>> start Data for this task

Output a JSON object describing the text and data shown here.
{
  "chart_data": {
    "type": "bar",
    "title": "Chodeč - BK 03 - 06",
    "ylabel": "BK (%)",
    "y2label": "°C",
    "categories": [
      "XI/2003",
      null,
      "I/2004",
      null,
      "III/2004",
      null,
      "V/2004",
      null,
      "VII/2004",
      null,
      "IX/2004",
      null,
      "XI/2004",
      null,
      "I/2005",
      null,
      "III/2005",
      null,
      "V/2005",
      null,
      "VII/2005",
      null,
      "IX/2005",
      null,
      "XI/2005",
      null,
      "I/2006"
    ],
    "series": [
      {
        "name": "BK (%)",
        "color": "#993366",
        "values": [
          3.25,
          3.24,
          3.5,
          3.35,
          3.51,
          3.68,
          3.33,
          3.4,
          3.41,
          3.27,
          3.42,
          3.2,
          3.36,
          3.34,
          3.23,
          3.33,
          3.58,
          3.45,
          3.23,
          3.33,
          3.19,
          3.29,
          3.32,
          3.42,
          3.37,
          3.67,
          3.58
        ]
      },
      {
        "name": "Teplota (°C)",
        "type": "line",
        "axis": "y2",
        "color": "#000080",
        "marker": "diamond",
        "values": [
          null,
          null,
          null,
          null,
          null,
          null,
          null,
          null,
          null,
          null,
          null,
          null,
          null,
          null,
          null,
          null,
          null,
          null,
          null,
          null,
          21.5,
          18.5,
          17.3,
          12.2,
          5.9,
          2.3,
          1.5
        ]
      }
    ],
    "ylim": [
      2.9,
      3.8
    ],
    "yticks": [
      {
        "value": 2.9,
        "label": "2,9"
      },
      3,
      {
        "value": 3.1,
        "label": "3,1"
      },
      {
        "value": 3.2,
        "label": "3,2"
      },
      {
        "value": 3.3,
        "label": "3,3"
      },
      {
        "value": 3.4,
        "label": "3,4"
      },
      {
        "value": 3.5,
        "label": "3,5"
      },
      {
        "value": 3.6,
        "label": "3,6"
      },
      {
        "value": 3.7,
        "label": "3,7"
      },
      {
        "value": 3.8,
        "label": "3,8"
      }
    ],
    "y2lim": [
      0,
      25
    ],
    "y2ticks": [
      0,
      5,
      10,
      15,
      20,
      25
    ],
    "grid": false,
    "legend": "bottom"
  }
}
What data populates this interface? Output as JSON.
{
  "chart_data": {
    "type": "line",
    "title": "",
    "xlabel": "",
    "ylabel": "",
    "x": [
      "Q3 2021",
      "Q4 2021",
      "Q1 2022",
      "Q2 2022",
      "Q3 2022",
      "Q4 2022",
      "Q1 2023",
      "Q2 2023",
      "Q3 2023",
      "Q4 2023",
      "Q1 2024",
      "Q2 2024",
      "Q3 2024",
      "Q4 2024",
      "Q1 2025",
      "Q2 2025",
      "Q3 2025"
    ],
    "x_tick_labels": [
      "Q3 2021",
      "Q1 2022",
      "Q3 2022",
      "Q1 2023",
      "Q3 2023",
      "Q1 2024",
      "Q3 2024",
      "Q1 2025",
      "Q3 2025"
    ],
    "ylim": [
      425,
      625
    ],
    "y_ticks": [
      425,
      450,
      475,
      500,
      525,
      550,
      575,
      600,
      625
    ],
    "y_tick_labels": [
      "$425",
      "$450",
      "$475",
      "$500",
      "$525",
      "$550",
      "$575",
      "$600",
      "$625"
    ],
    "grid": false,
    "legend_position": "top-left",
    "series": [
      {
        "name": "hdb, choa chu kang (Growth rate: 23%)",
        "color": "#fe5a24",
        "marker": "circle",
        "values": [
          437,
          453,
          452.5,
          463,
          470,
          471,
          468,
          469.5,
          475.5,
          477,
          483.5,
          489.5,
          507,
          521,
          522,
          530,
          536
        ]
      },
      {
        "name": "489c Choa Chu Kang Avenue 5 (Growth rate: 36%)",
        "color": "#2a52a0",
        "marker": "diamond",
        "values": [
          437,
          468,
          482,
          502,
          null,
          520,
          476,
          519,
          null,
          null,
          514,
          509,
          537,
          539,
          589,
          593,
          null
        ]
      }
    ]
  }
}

>> end Data for this task

Your goal
Give back only a number, the number of lines where the string "Growth" occurs.

Correct output
2